Dataset excerpts

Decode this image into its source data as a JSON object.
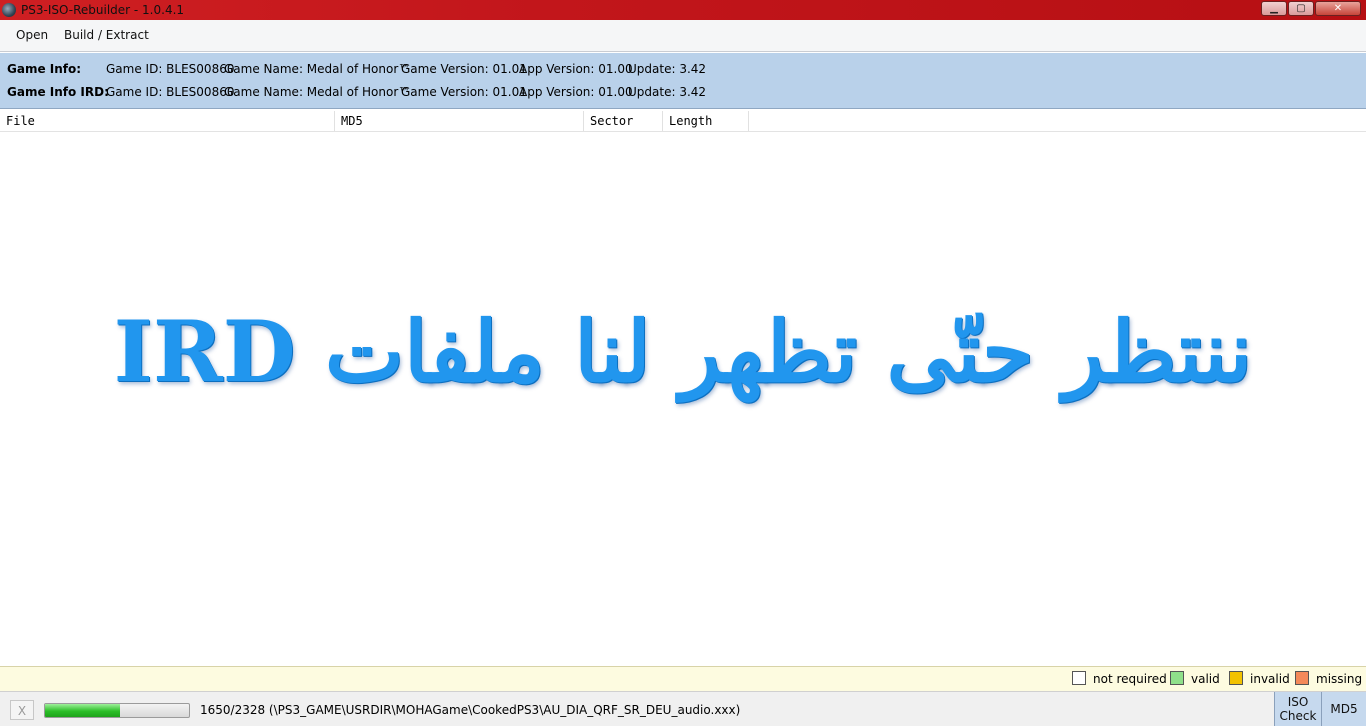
{
  "window": {
    "title": "PS3-ISO-Rebuilder - 1.0.4.1",
    "minimize_glyph": "▁",
    "maximize_glyph": "▢",
    "close_glyph": "✕"
  },
  "menu": {
    "open": "Open",
    "build_extract": "Build / Extract"
  },
  "game_info": {
    "label": "Game Info:",
    "game_id": "Game ID: BLES00860",
    "game_name": "Game Name: Medal of Honor™",
    "game_version": "Game Version: 01.01",
    "app_version": "App Version: 01.00",
    "update": "Update: 3.42"
  },
  "game_info_ird": {
    "label": "Game Info IRD:",
    "game_id": "Game ID: BLES00860",
    "game_name": "Game Name: Medal of Honor™",
    "game_version": "Game Version: 01.01",
    "app_version": "App Version: 01.00",
    "update": "Update: 3.42"
  },
  "columns": [
    "File",
    "MD5",
    "Sector",
    "Length"
  ],
  "overlay_text": "ننتظر حتّى تظهر لنا ملفات IRD",
  "legend": [
    {
      "label": "not required",
      "color": "#ffffff"
    },
    {
      "label": "valid",
      "color": "#8fe08a"
    },
    {
      "label": "invalid",
      "color": "#f2c200"
    },
    {
      "label": "missing",
      "color": "#f4895a"
    }
  ],
  "status": {
    "cancel_label": "X",
    "progress_fraction": 0.52,
    "text": "1650/2328 (\\PS3_GAME\\USRDIR\\MOHAGame\\CookedPS3\\AU_DIA_QRF_SR_DEU_audio.xxx)",
    "iso_check_label_line1": "ISO",
    "iso_check_label_line2": "Check",
    "md5_label": "MD5"
  },
  "colors": {
    "titlebar": "#c2161b",
    "info_panel": "#b9d1ea",
    "legend_bar": "#fdfbe0",
    "overlay_text": "#2196ee"
  }
}
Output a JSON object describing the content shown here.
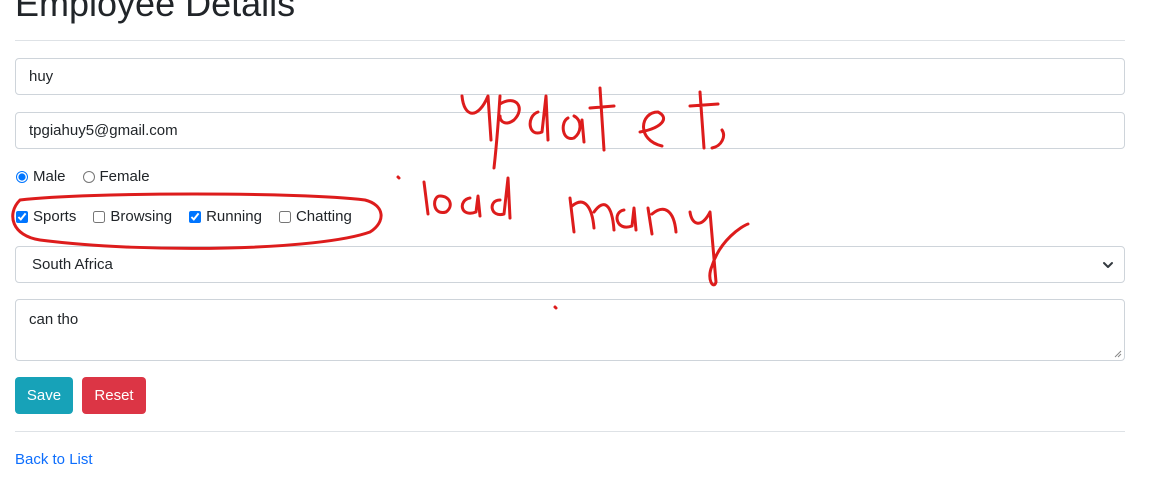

### TASK GOAL
Give back the whole listing as it stands, minus its pictures.

### TASK ANSWER
Decode this image into its source data as a JSON object.
{
  "window": {
    "title": "PS3-ISO-Rebuilder - 1.0.4.1",
    "minimize_glyph": "▁",
    "maximize_glyph": "▢",
    "close_glyph": "✕"
  },
  "menu": {
    "open": "Open",
    "build_extract": "Build / Extract"
  },
  "game_info": {
    "label": "Game Info:",
    "game_id": "Game ID: BLES00860",
    "game_name": "Game Name: Medal of Honor™",
    "game_version": "Game Version: 01.01",
    "app_version": "App Version: 01.00",
    "update": "Update: 3.42"
  },
  "game_info_ird": {
    "label": "Game Info IRD:",
    "game_id": "Game ID: BLES00860",
    "game_name": "Game Name: Medal of Honor™",
    "game_version": "Game Version: 01.01",
    "app_version": "App Version: 01.00",
    "update": "Update: 3.42"
  },
  "columns": [
    "File",
    "MD5",
    "Sector",
    "Length"
  ],
  "overlay_text": "ننتظر حتّى تظهر لنا ملفات IRD",
  "legend": [
    {
      "label": "not required",
      "color": "#ffffff"
    },
    {
      "label": "valid",
      "color": "#8fe08a"
    },
    {
      "label": "invalid",
      "color": "#f2c200"
    },
    {
      "label": "missing",
      "color": "#f4895a"
    }
  ],
  "status": {
    "cancel_label": "X",
    "progress_fraction": 0.52,
    "text": "1650/2328 (\\PS3_GAME\\USRDIR\\MOHAGame\\CookedPS3\\AU_DIA_QRF_SR_DEU_audio.xxx)",
    "iso_check_label_line1": "ISO",
    "iso_check_label_line2": "Check",
    "md5_label": "MD5"
  },
  "colors": {
    "titlebar": "#c2161b",
    "info_panel": "#b9d1ea",
    "legend_bar": "#fdfbe0",
    "overlay_text": "#2196ee"
  }
}
Output a JSON object describing the content shown here.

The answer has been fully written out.